## EXERCISE
Restate all of the entries exactly, dropping any pictures they hold.
▼
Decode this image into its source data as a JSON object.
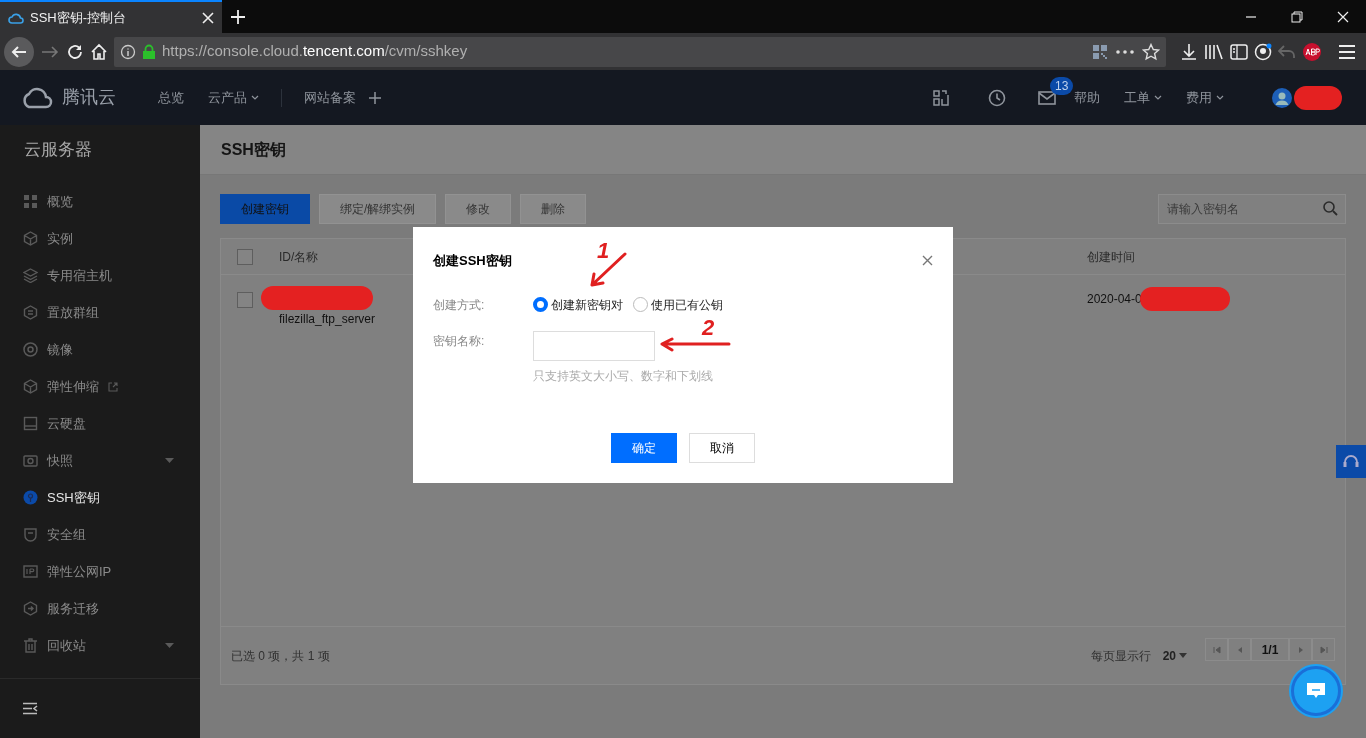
{
  "browser": {
    "tab": {
      "title": "SSH密钥-控制台"
    },
    "url": {
      "prefix": "https://console.cloud.",
      "domain": "tencent.com",
      "path": "/cvm/sshkey"
    }
  },
  "header": {
    "brand": "腾讯云",
    "nav": [
      {
        "label": "总览",
        "dropdown": false
      },
      {
        "label": "云产品",
        "dropdown": true
      },
      {
        "label": "网站备案",
        "dropdown": false
      }
    ],
    "mail_badge": "13",
    "links": [
      {
        "label": "帮助",
        "dropdown": false
      },
      {
        "label": "工单",
        "dropdown": true
      },
      {
        "label": "费用",
        "dropdown": true
      }
    ]
  },
  "sidebar": {
    "title": "云服务器",
    "items": [
      {
        "label": "概览",
        "selected": false,
        "external": false,
        "expandable": false
      },
      {
        "label": "实例",
        "selected": false,
        "external": false,
        "expandable": false
      },
      {
        "label": "专用宿主机",
        "selected": false,
        "external": false,
        "expandable": false
      },
      {
        "label": "置放群组",
        "selected": false,
        "external": false,
        "expandable": false
      },
      {
        "label": "镜像",
        "selected": false,
        "external": false,
        "expandable": false
      },
      {
        "label": "弹性伸缩",
        "selected": false,
        "external": true,
        "expandable": false
      },
      {
        "label": "云硬盘",
        "selected": false,
        "external": false,
        "expandable": false
      },
      {
        "label": "快照",
        "selected": false,
        "external": false,
        "expandable": true
      },
      {
        "label": "SSH密钥",
        "selected": true,
        "external": false,
        "expandable": false
      },
      {
        "label": "安全组",
        "selected": false,
        "external": false,
        "expandable": false
      },
      {
        "label": "弹性公网IP",
        "selected": false,
        "external": false,
        "expandable": false
      },
      {
        "label": "服务迁移",
        "selected": false,
        "external": false,
        "expandable": false
      },
      {
        "label": "回收站",
        "selected": false,
        "external": false,
        "expandable": true
      }
    ]
  },
  "page": {
    "title": "SSH密钥",
    "toolbar": [
      {
        "label": "创建密钥",
        "kind": "primary",
        "disabled": false
      },
      {
        "label": "绑定/解绑实例",
        "kind": "default",
        "disabled": true
      },
      {
        "label": "修改",
        "kind": "default",
        "disabled": true
      },
      {
        "label": "删除",
        "kind": "default",
        "disabled": true
      }
    ],
    "search": {
      "placeholder": "请输入密钥名"
    },
    "table": {
      "header_checked": false,
      "columns": [
        "ID/名称",
        "创建时间"
      ],
      "rows": [
        {
          "checked": false,
          "name": "filezilla_ftp_server",
          "created": "2020-04-0"
        }
      ]
    },
    "footer": {
      "summary": "已选 0 项，共 1 项",
      "page_size_label": "每页显示行",
      "page_size": "20",
      "page": "1/1"
    }
  },
  "dialog": {
    "title": "创建SSH密钥",
    "fields": [
      {
        "kind": "radio",
        "label": "创建方式:",
        "options": [
          {
            "label": "创建新密钥对",
            "selected": true
          },
          {
            "label": "使用已有公钥",
            "selected": false
          }
        ]
      },
      {
        "kind": "text",
        "label": "密钥名称:",
        "hint": "只支持英文大小写、数字和下划线"
      }
    ],
    "buttons": [
      {
        "label": "确定",
        "kind": "primary"
      },
      {
        "label": "取消",
        "kind": "default"
      }
    ]
  },
  "annotations": [
    {
      "label": "1"
    },
    {
      "label": "2"
    }
  ]
}
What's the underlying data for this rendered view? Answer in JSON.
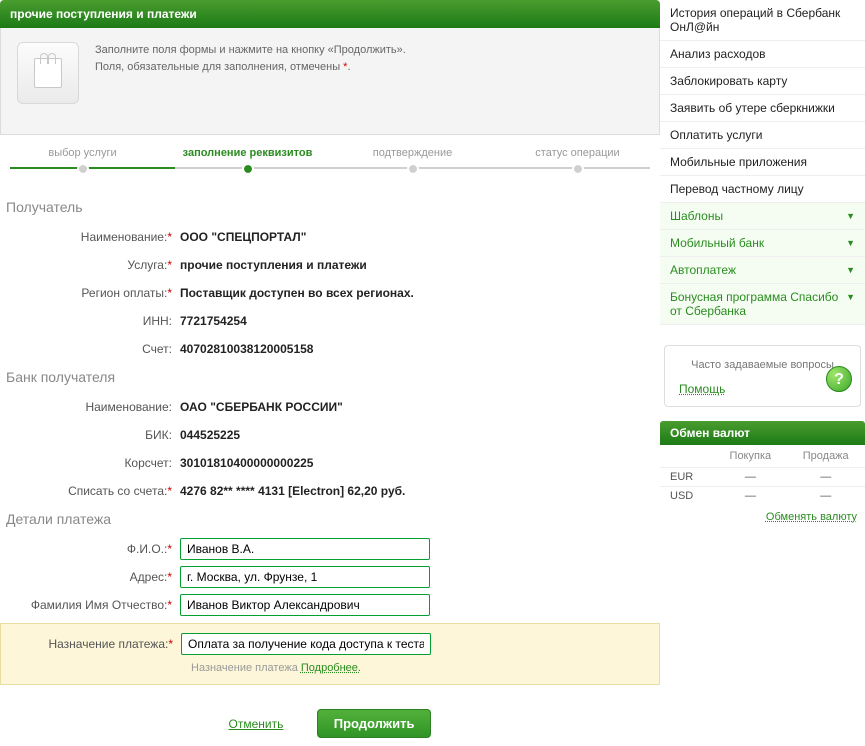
{
  "header": {
    "title": "прочие поступления и платежи"
  },
  "intro": {
    "line1_a": "Заполните поля формы и нажмите на кнопку «Продолжить».",
    "line2_a": "Поля, обязательные для заполнения, отмечены ",
    "line2_b": "."
  },
  "steps": {
    "s1": "выбор услуги",
    "s2": "заполнение реквизитов",
    "s3": "подтверждение",
    "s4": "статус операции"
  },
  "sections": {
    "receiver": "Получатель",
    "receiver_bank": "Банк получателя",
    "payment_details": "Детали платежа"
  },
  "labels": {
    "name": "Наименование:",
    "service": "Услуга:",
    "region": "Регион оплаты:",
    "inn": "ИНН:",
    "account": "Счет:",
    "bank_name": "Наименование:",
    "bik": "БИК:",
    "korr": "Корсчет:",
    "debit_from": "Списать со счета:",
    "fio": "Ф.И.О.:",
    "address": "Адрес:",
    "full_name": "Фамилия Имя Отчество:",
    "purpose": "Назначение платежа:"
  },
  "values": {
    "name": "ООО \"СПЕЦПОРТАЛ\"",
    "service": "прочие поступления и платежи",
    "region": "Поставщик доступен во всех регионах.",
    "inn": "7721754254",
    "account": "40702810038120005158",
    "bank_name": "ОАО \"СБЕРБАНК РОССИИ\"",
    "bik": "044525225",
    "korr": "30101810400000000225",
    "debit_from": "4276 82** **** 4131  [Electron] 62,20  руб."
  },
  "inputs": {
    "fio": "Иванов В.А.",
    "address": "г. Москва, ул. Фрунзе, 1",
    "full_name": "Иванов Виктор Александрович",
    "purpose": "Оплата за получение кода доступа к тестам"
  },
  "purpose_hint": {
    "text": "Назначение платежа ",
    "link": "Подробнее."
  },
  "actions": {
    "cancel": "Отменить",
    "continue": "Продолжить"
  },
  "sidebar": {
    "items": [
      "История операций в Сбербанк ОнЛ@йн",
      "Анализ расходов",
      "Заблокировать карту",
      "Заявить об утере сберкнижки",
      "Оплатить услуги",
      "Мобильные приложения",
      "Перевод частному лицу"
    ],
    "green_items": [
      "Шаблоны",
      "Мобильный банк",
      "Автоплатеж",
      "Бонусная программа Спасибо от Сбербанка"
    ]
  },
  "help": {
    "faq": "Часто задаваемые вопросы",
    "link": "Помощь"
  },
  "rates": {
    "title": "Обмен валют",
    "buy": "Покупка",
    "sell": "Продажа",
    "rows": [
      {
        "cur": "EUR",
        "buy": "—",
        "sell": "—"
      },
      {
        "cur": "USD",
        "buy": "—",
        "sell": "—"
      }
    ],
    "link": "Обменять валюту"
  }
}
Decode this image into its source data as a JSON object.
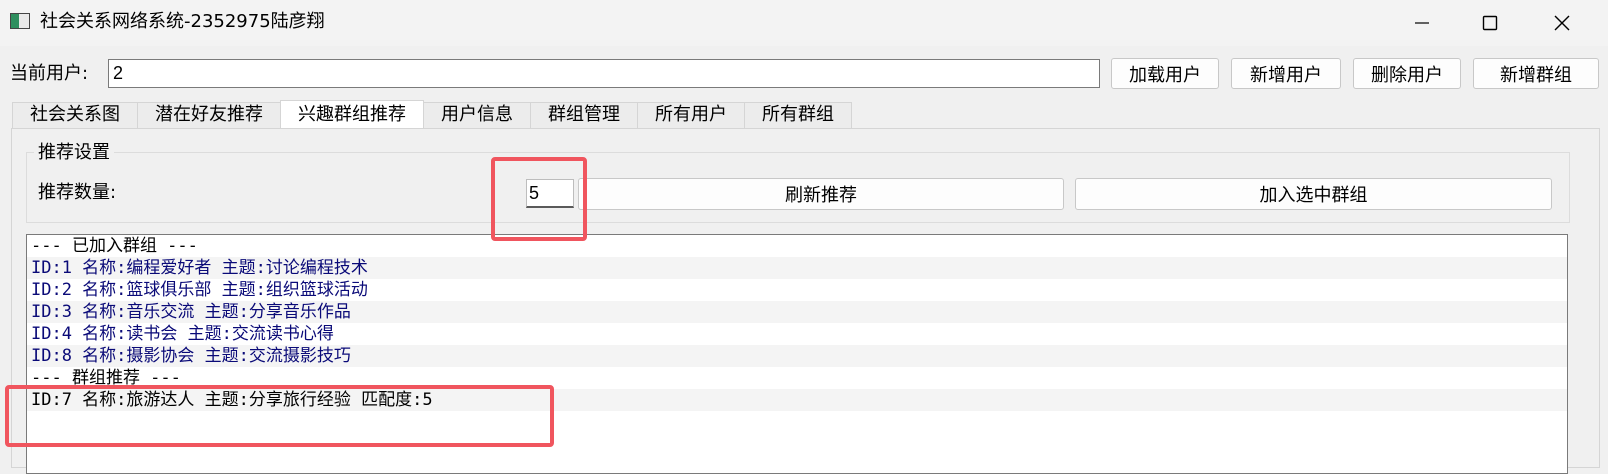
▲
## PROBLEM SOLUTION
Decode this image into its source data as a JSON object.
{
  "browser": {
    "tab": {
      "title": "SSH密钥-控制台"
    },
    "url": {
      "prefix": "https://console.cloud.",
      "domain": "tencent.com",
      "path": "/cvm/sshkey"
    }
  },
  "header": {
    "brand": "腾讯云",
    "nav": [
      {
        "label": "总览",
        "dropdown": false
      },
      {
        "label": "云产品",
        "dropdown": true
      },
      {
        "label": "网站备案",
        "dropdown": false
      }
    ],
    "mail_badge": "13",
    "links": [
      {
        "label": "帮助",
        "dropdown": false
      },
      {
        "label": "工单",
        "dropdown": true
      },
      {
        "label": "费用",
        "dropdown": true
      }
    ]
  },
  "sidebar": {
    "title": "云服务器",
    "items": [
      {
        "label": "概览",
        "selected": false,
        "external": false,
        "expandable": false
      },
      {
        "label": "实例",
        "selected": false,
        "external": false,
        "expandable": false
      },
      {
        "label": "专用宿主机",
        "selected": false,
        "external": false,
        "expandable": false
      },
      {
        "label": "置放群组",
        "selected": false,
        "external": false,
        "expandable": false
      },
      {
        "label": "镜像",
        "selected": false,
        "external": false,
        "expandable": false
      },
      {
        "label": "弹性伸缩",
        "selected": false,
        "external": true,
        "expandable": false
      },
      {
        "label": "云硬盘",
        "selected": false,
        "external": false,
        "expandable": false
      },
      {
        "label": "快照",
        "selected": false,
        "external": false,
        "expandable": true
      },
      {
        "label": "SSH密钥",
        "selected": true,
        "external": false,
        "expandable": false
      },
      {
        "label": "安全组",
        "selected": false,
        "external": false,
        "expandable": false
      },
      {
        "label": "弹性公网IP",
        "selected": false,
        "external": false,
        "expandable": false
      },
      {
        "label": "服务迁移",
        "selected": false,
        "external": false,
        "expandable": false
      },
      {
        "label": "回收站",
        "selected": false,
        "external": false,
        "expandable": true
      }
    ]
  },
  "page": {
    "title": "SSH密钥",
    "toolbar": [
      {
        "label": "创建密钥",
        "kind": "primary",
        "disabled": false
      },
      {
        "label": "绑定/解绑实例",
        "kind": "default",
        "disabled": true
      },
      {
        "label": "修改",
        "kind": "default",
        "disabled": true
      },
      {
        "label": "删除",
        "kind": "default",
        "disabled": true
      }
    ],
    "search": {
      "placeholder": "请输入密钥名"
    },
    "table": {
      "header_checked": false,
      "columns": [
        "ID/名称",
        "创建时间"
      ],
      "rows": [
        {
          "checked": false,
          "name": "filezilla_ftp_server",
          "created": "2020-04-0"
        }
      ]
    },
    "footer": {
      "summary": "已选 0 项，共 1 项",
      "page_size_label": "每页显示行",
      "page_size": "20",
      "page": "1/1"
    }
  },
  "dialog": {
    "title": "创建SSH密钥",
    "fields": [
      {
        "kind": "radio",
        "label": "创建方式:",
        "options": [
          {
            "label": "创建新密钥对",
            "selected": true
          },
          {
            "label": "使用已有公钥",
            "selected": false
          }
        ]
      },
      {
        "kind": "text",
        "label": "密钥名称:",
        "hint": "只支持英文大小写、数字和下划线"
      }
    ],
    "buttons": [
      {
        "label": "确定",
        "kind": "primary"
      },
      {
        "label": "取消",
        "kind": "default"
      }
    ]
  },
  "annotations": [
    {
      "label": "1"
    },
    {
      "label": "2"
    }
  ]
}
What's the underlying data for this rendered view? Answer in JSON.
{
  "header": {
    "title": "прочие поступления и платежи"
  },
  "intro": {
    "line1_a": "Заполните поля формы и нажмите на кнопку «Продолжить».",
    "line2_a": "Поля, обязательные для заполнения, отмечены ",
    "line2_b": "."
  },
  "steps": {
    "s1": "выбор услуги",
    "s2": "заполнение реквизитов",
    "s3": "подтверждение",
    "s4": "статус операции"
  },
  "sections": {
    "receiver": "Получатель",
    "receiver_bank": "Банк получателя",
    "payment_details": "Детали платежа"
  },
  "labels": {
    "name": "Наименование:",
    "service": "Услуга:",
    "region": "Регион оплаты:",
    "inn": "ИНН:",
    "account": "Счет:",
    "bank_name": "Наименование:",
    "bik": "БИК:",
    "korr": "Корсчет:",
    "debit_from": "Списать со счета:",
    "fio": "Ф.И.О.:",
    "address": "Адрес:",
    "full_name": "Фамилия Имя Отчество:",
    "purpose": "Назначение платежа:"
  },
  "values": {
    "name": "ООО \"СПЕЦПОРТАЛ\"",
    "service": "прочие поступления и платежи",
    "region": "Поставщик доступен во всех регионах.",
    "inn": "7721754254",
    "account": "40702810038120005158",
    "bank_name": "ОАО \"СБЕРБАНК РОССИИ\"",
    "bik": "044525225",
    "korr": "30101810400000000225",
    "debit_from": "4276 82** **** 4131  [Electron] 62,20  руб."
  },
  "inputs": {
    "fio": "Иванов В.А.",
    "address": "г. Москва, ул. Фрунзе, 1",
    "full_name": "Иванов Виктор Александрович",
    "purpose": "Оплата за получение кода доступа к тестам"
  },
  "purpose_hint": {
    "text": "Назначение платежа ",
    "link": "Подробнее."
  },
  "actions": {
    "cancel": "Отменить",
    "continue": "Продолжить"
  },
  "sidebar": {
    "items": [
      "История операций в Сбербанк ОнЛ@йн",
      "Анализ расходов",
      "Заблокировать карту",
      "Заявить об утере сберкнижки",
      "Оплатить услуги",
      "Мобильные приложения",
      "Перевод частному лицу"
    ],
    "green_items": [
      "Шаблоны",
      "Мобильный банк",
      "Автоплатеж",
      "Бонусная программа Спасибо от Сбербанка"
    ]
  },
  "help": {
    "faq": "Часто задаваемые вопросы",
    "link": "Помощь"
  },
  "rates": {
    "title": "Обмен валют",
    "buy": "Покупка",
    "sell": "Продажа",
    "rows": [
      {
        "cur": "EUR",
        "buy": "—",
        "sell": "—"
      },
      {
        "cur": "USD",
        "buy": "—",
        "sell": "—"
      }
    ],
    "link": "Обменять валюту"
  }
}
Decode this image into its source data as a JSON object.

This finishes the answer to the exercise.